→ **Input records**
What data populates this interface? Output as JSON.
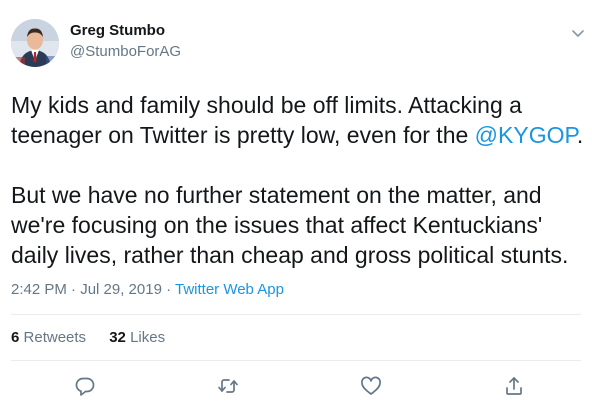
{
  "author": {
    "display_name": "Greg Stumbo",
    "handle": "@StumboForAG"
  },
  "tweet": {
    "text_p1": "My kids and family should be off limits. Attacking a teenager on Twitter is pretty low, even for the ",
    "mention": "@KYGOP",
    "text_p1_end": ".",
    "text_p2": "But we have no further statement on the matter, and we're focusing on the issues that affect Kentuckians' daily lives, rather than cheap and gross political stunts."
  },
  "meta": {
    "timestamp": "2:42 PM · Jul 29, 2019 · ",
    "source": "Twitter Web App"
  },
  "stats": {
    "retweets_count": "6",
    "retweets_label": "Retweets",
    "likes_count": "32",
    "likes_label": "Likes"
  },
  "colors": {
    "link": "#1b95e0",
    "secondary": "#657786",
    "primary": "#14171a"
  },
  "icons": [
    "chevron-down-icon",
    "reply-icon",
    "retweet-icon",
    "like-icon",
    "share-icon"
  ]
}
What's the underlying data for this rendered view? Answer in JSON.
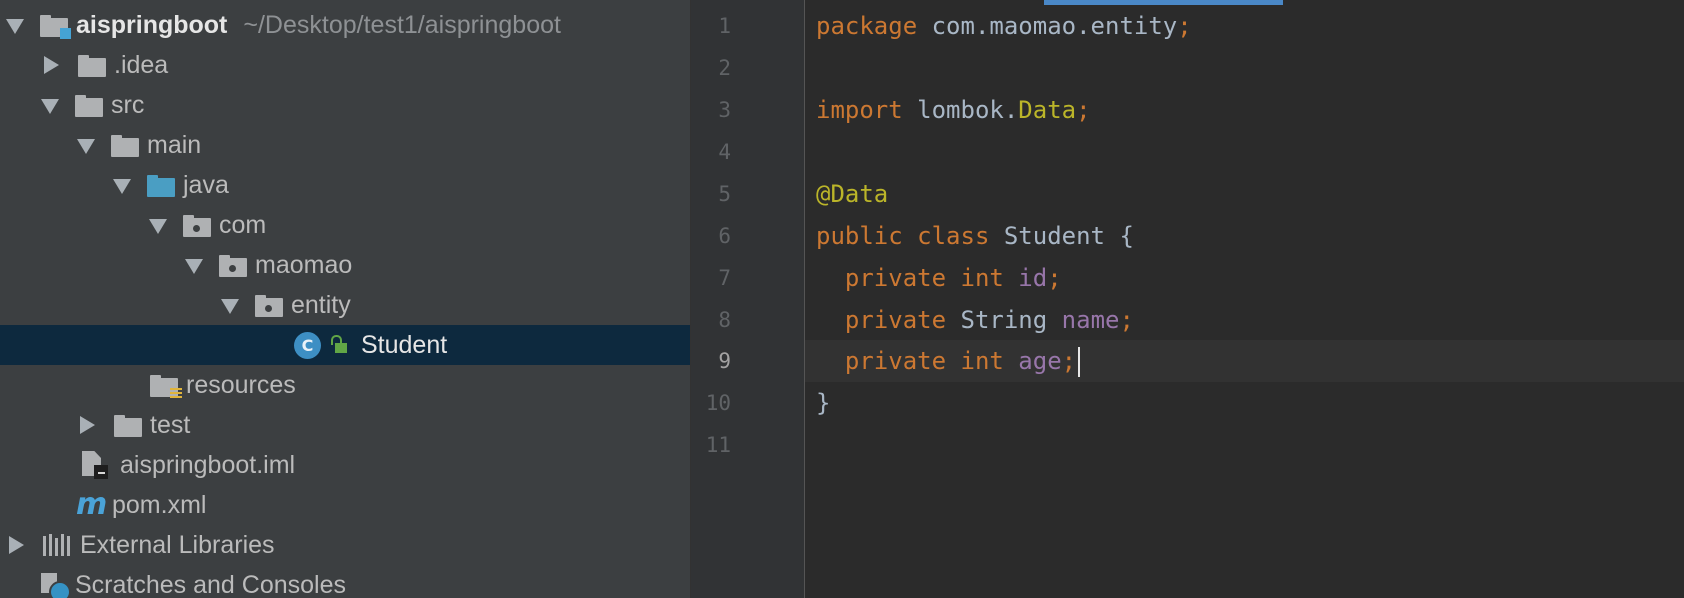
{
  "project_tree": {
    "root": {
      "label": "aispringboot",
      "path": "~/Desktop/test1/aispringboot"
    },
    "items": [
      {
        "label": ".idea"
      },
      {
        "label": "src"
      },
      {
        "label": "main"
      },
      {
        "label": "java"
      },
      {
        "label": "com"
      },
      {
        "label": "maomao"
      },
      {
        "label": "entity"
      },
      {
        "label": "Student",
        "selected": true,
        "class_icon_letter": "C"
      },
      {
        "label": "resources"
      },
      {
        "label": "test"
      },
      {
        "label": "aispringboot.iml"
      },
      {
        "label": "pom.xml",
        "icon_glyph": "m"
      },
      {
        "label": "External Libraries"
      },
      {
        "label": "Scratches and Consoles"
      }
    ]
  },
  "editor": {
    "current_line": 9,
    "line_numbers": [
      "1",
      "2",
      "3",
      "4",
      "5",
      "6",
      "7",
      "8",
      "9",
      "10",
      "11"
    ],
    "tokens": {
      "l1_kw": "package",
      "l1_rest": " com.maomao.entity",
      "l1_semi": ";",
      "l3_kw": "import",
      "l3_rest": " lombok.",
      "l3_ann": "Data",
      "l3_semi": ";",
      "l5_ann": "@Data",
      "l6_kw1": "public",
      "l6_kw2": " class",
      "l6_rest": " Student {",
      "l7_kw1": "private",
      "l7_kw2": " int",
      "l7_fld": " id",
      "l7_semi": ";",
      "l8_kw1": "private",
      "l8_type": " String",
      "l8_fld": " name",
      "l8_semi": ";",
      "l9_kw1": "private",
      "l9_kw2": " int",
      "l9_fld": " age",
      "l9_semi": ";",
      "l10": "}"
    }
  },
  "colors": {
    "keyword": "#cc7832",
    "annotation": "#bbb529",
    "field": "#9876aa",
    "plain": "#a9b7c6",
    "selection": "#0d293e"
  }
}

→ **Job**
Only lines with "entity" are wanted here; list each of them.

→ **The response**
        "label": "entity"
      "l1_rest": " com.maomao.entity",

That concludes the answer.